» **Problem details**
Each line that holds the word "Treasury" is to be identified and copied.

» **Working data**

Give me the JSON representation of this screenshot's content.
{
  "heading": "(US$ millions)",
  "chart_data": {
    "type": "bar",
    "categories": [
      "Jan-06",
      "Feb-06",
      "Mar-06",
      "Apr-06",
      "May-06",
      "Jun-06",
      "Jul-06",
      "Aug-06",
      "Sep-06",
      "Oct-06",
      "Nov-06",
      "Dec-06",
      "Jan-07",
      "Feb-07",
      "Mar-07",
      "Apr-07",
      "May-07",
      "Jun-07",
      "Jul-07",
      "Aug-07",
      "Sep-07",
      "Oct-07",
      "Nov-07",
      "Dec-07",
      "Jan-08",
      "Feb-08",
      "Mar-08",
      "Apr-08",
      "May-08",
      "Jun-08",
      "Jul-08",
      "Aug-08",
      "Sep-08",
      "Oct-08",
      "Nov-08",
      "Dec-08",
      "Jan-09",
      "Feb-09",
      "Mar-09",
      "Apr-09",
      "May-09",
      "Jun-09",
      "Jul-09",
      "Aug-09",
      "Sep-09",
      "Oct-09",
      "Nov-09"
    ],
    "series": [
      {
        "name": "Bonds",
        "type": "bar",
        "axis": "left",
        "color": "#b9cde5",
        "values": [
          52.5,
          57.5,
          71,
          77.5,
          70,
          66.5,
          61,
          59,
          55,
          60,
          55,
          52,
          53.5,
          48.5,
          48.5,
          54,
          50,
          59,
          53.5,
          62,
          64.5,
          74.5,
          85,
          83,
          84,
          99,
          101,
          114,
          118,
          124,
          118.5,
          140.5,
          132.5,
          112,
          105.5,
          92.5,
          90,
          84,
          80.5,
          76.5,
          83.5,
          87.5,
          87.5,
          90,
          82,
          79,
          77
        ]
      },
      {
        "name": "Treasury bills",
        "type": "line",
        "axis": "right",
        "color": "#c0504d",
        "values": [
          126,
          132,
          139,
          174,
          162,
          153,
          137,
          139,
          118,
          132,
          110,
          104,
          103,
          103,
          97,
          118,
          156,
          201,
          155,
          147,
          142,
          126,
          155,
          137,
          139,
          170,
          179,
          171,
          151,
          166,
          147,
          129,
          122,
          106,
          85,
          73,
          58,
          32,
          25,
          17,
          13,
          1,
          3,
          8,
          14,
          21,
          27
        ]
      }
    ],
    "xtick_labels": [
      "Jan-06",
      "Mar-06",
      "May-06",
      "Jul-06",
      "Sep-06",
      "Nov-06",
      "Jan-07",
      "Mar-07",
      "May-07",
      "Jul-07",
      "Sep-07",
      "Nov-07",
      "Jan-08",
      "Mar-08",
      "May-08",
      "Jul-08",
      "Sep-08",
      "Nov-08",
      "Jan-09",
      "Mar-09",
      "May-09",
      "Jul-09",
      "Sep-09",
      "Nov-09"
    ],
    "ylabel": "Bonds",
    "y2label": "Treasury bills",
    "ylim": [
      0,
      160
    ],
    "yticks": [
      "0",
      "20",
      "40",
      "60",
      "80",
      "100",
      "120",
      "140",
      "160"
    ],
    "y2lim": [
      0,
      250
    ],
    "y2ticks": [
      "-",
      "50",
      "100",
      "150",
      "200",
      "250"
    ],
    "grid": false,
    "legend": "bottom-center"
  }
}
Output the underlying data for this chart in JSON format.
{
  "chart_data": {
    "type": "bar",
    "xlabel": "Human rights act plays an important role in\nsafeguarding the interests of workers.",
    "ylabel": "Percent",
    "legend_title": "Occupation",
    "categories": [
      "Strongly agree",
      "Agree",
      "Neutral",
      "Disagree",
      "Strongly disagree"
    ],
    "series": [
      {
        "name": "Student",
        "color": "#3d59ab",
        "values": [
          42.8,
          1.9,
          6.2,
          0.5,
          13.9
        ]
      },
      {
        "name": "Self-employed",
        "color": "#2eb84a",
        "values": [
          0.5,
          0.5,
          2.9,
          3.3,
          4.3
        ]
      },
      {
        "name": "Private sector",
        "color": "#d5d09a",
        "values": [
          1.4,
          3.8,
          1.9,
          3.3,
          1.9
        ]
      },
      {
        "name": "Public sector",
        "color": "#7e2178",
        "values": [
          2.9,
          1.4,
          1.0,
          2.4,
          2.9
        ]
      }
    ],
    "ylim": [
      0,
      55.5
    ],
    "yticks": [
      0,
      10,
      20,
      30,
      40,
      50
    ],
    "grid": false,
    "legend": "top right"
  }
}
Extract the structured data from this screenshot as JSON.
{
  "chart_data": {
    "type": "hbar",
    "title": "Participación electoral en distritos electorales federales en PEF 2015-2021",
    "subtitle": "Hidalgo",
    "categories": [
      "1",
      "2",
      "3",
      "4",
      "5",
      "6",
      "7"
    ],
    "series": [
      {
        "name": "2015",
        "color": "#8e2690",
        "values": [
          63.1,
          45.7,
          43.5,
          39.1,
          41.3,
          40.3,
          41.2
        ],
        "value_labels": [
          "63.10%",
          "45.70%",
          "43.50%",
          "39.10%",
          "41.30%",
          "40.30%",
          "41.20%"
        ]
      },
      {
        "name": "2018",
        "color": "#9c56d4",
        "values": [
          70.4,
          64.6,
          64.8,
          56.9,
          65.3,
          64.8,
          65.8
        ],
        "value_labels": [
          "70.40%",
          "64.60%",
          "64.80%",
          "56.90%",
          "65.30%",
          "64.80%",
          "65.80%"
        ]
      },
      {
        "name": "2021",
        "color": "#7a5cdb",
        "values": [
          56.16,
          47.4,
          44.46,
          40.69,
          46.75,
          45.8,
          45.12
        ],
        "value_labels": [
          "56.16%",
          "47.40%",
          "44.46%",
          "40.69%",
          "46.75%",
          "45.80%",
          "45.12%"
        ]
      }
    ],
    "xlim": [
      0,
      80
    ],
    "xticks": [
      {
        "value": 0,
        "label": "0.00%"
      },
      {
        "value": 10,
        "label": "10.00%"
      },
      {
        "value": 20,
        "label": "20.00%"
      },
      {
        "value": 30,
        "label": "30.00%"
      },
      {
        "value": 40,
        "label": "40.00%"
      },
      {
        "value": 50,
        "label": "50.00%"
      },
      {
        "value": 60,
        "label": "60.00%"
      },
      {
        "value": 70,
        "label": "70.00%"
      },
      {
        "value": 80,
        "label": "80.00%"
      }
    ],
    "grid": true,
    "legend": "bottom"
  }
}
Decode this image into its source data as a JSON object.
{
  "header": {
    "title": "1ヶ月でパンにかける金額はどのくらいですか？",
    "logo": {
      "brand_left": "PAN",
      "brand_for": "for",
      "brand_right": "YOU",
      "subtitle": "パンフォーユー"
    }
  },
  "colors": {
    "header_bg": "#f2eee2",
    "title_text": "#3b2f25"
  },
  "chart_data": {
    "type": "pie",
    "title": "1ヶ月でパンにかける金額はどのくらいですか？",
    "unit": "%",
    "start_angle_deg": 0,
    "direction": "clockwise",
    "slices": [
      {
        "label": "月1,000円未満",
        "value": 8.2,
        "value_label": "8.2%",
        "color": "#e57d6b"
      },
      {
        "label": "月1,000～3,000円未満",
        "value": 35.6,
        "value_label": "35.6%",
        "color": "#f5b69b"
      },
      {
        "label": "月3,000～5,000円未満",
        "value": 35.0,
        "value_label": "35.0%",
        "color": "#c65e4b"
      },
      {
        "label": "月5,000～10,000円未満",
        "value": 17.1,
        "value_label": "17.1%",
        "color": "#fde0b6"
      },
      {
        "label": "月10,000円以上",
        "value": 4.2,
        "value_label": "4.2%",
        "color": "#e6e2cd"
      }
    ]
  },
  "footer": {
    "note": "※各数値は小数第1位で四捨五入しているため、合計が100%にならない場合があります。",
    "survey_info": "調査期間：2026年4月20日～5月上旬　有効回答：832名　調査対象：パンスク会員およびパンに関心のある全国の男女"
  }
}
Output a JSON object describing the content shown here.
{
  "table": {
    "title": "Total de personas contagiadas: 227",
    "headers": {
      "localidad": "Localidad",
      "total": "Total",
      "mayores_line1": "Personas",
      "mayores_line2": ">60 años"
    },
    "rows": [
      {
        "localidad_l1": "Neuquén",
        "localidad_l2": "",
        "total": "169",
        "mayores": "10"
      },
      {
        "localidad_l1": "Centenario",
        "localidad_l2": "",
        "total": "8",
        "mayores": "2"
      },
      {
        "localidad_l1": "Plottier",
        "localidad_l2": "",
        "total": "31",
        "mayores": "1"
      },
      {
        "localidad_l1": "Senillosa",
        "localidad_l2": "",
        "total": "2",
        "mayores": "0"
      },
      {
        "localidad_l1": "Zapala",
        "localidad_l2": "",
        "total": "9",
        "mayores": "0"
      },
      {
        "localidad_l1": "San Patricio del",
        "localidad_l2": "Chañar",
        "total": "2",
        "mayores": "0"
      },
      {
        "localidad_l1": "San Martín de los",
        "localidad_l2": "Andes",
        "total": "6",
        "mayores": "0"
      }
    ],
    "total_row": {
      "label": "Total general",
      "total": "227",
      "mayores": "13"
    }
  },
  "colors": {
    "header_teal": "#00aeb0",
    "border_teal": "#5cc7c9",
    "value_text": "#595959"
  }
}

» **Exercise response**
        "name": "Treasury bills",
    "y2label": "Treasury bills",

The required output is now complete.